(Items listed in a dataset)
|---|
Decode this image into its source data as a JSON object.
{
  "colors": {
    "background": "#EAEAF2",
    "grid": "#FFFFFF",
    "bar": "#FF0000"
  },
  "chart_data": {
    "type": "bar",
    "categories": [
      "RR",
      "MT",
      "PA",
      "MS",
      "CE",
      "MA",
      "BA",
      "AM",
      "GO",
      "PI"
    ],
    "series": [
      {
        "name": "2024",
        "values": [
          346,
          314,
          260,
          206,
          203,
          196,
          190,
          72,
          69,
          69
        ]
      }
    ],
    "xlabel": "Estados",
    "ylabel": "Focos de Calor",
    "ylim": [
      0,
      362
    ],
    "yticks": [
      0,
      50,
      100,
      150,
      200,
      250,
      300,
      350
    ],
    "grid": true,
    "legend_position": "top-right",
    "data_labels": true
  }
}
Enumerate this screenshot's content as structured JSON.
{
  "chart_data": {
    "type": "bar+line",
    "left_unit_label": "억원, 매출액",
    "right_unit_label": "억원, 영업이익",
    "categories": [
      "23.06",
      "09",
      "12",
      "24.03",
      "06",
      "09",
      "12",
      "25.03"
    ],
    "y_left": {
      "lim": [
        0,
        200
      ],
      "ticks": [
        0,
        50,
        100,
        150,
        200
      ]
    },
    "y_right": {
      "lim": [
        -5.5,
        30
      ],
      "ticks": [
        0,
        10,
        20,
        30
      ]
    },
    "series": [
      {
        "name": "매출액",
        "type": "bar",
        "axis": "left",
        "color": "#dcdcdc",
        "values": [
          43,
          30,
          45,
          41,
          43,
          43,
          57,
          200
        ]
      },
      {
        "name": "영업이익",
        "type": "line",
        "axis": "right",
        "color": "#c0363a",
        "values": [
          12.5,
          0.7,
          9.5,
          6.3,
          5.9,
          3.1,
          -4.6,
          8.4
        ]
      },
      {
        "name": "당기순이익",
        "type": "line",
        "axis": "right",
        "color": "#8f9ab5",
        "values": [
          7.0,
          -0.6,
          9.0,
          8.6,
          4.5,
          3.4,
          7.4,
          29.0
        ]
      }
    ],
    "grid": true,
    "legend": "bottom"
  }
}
|---|
Stated task
Each entry must be reproduced verbatim.

The reply
Decode this image into its source data as a JSON object.
{
  "colors": {
    "background": "#EAEAF2",
    "grid": "#FFFFFF",
    "bar": "#FF0000"
  },
  "chart_data": {
    "type": "bar",
    "categories": [
      "RR",
      "MT",
      "PA",
      "MS",
      "CE",
      "MA",
      "BA",
      "AM",
      "GO",
      "PI"
    ],
    "series": [
      {
        "name": "2024",
        "values": [
          346,
          314,
          260,
          206,
          203,
          196,
          190,
          72,
          69,
          69
        ]
      }
    ],
    "xlabel": "Estados",
    "ylabel": "Focos de Calor",
    "ylim": [
      0,
      362
    ],
    "yticks": [
      0,
      50,
      100,
      150,
      200,
      250,
      300,
      350
    ],
    "grid": true,
    "legend_position": "top-right",
    "data_labels": true
  }
}
Enumerate this screenshot's content as structured JSON.
{
  "chart_data": {
    "type": "bar+line",
    "left_unit_label": "억원, 매출액",
    "right_unit_label": "억원, 영업이익",
    "categories": [
      "23.06",
      "09",
      "12",
      "24.03",
      "06",
      "09",
      "12",
      "25.03"
    ],
    "y_left": {
      "lim": [
        0,
        200
      ],
      "ticks": [
        0,
        50,
        100,
        150,
        200
      ]
    },
    "y_right": {
      "lim": [
        -5.5,
        30
      ],
      "ticks": [
        0,
        10,
        20,
        30
      ]
    },
    "series": [
      {
        "name": "매출액",
        "type": "bar",
        "axis": "left",
        "color": "#dcdcdc",
        "values": [
          43,
          30,
          45,
          41,
          43,
          43,
          57,
          200
        ]
      },
      {
        "name": "영업이익",
        "type": "line",
        "axis": "right",
        "color": "#c0363a",
        "values": [
          12.5,
          0.7,
          9.5,
          6.3,
          5.9,
          3.1,
          -4.6,
          8.4
        ]
      },
      {
        "name": "당기순이익",
        "type": "line",
        "axis": "right",
        "color": "#8f9ab5",
        "values": [
          7.0,
          -0.6,
          9.0,
          8.6,
          4.5,
          3.4,
          7.4,
          29.0
        ]
      }
    ],
    "grid": true,
    "legend": "bottom"
  }
}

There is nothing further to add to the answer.